*Written instruction*.
Tally the lines containing "нагрузки" and report the number alone.

* start Materials provided *

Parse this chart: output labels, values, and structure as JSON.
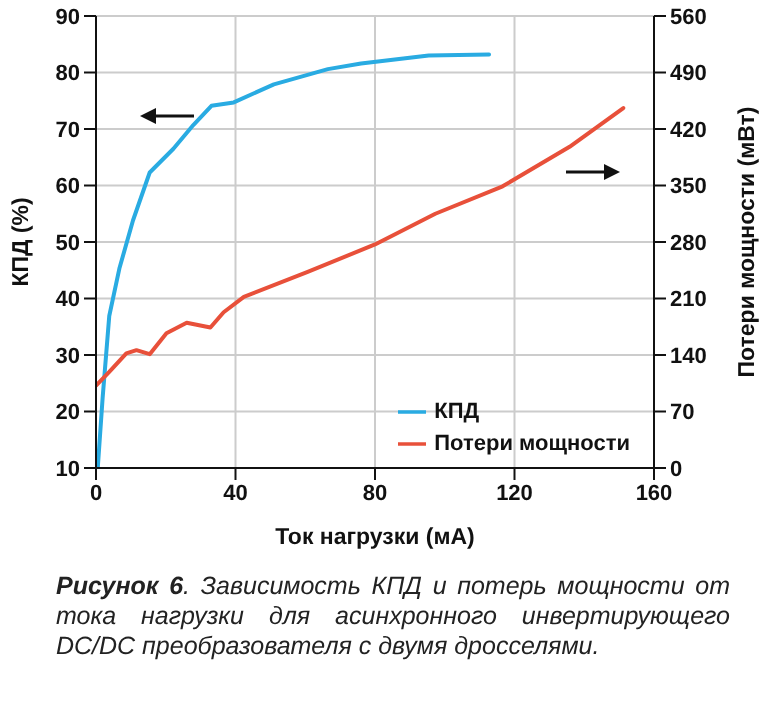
{
  "chart_data": {
    "type": "line",
    "xlabel": "Ток нагрузки (мА)",
    "ylabel": "КПД (%)",
    "y2label": "Потери мощности (мВт)",
    "annotations": [
      "Рисунок 6. Зависимость КПД и потерь мощности от тока нагрузки для асинхронного инвертирующего DC/DC преобразователя с двумя дросселями."
    ],
    "xlim": [
      0,
      160
    ],
    "xticks": [
      0,
      40,
      80,
      120,
      160
    ],
    "ylim": [
      10,
      90
    ],
    "yticks": [
      10,
      20,
      30,
      40,
      50,
      60,
      70,
      80,
      90
    ],
    "y2lim": [
      0,
      560
    ],
    "y2ticks": [
      0,
      70,
      140,
      210,
      280,
      350,
      420,
      490,
      560
    ],
    "grid": true,
    "legend": "bottom right",
    "marker": "none",
    "line_style": "solid",
    "series": [
      {
        "name": "КПД",
        "color": "#29abe2",
        "x": [
          0.5,
          1.9,
          3.8,
          6.7,
          10.6,
          15.4,
          22.2,
          27.9,
          33.1,
          39.5,
          51,
          66.5,
          76,
          95.4,
          112.7
        ],
        "values": [
          10,
          22.4,
          36.9,
          45.3,
          53.8,
          62.3,
          66.5,
          70.7,
          74.1,
          74.7,
          77.9,
          80.6,
          81.6,
          83,
          83.2
        ]
      },
      {
        "name": "Потери мощности",
        "color": "#e8503a",
        "axis": "y2",
        "x": [
          0,
          3.8,
          8.7,
          11.6,
          15.4,
          20.2,
          26,
          32.8,
          36.6,
          42.4,
          60.7,
          80,
          97.3,
          116.6,
          135.8,
          151.2
        ],
        "values": [
          102,
          119,
          142,
          146,
          141,
          167,
          180,
          174,
          193,
          212,
          243,
          277,
          315,
          349,
          398,
          446
        ]
      }
    ]
  }
}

* end Materials provided *

*Reply to the exercise*.
2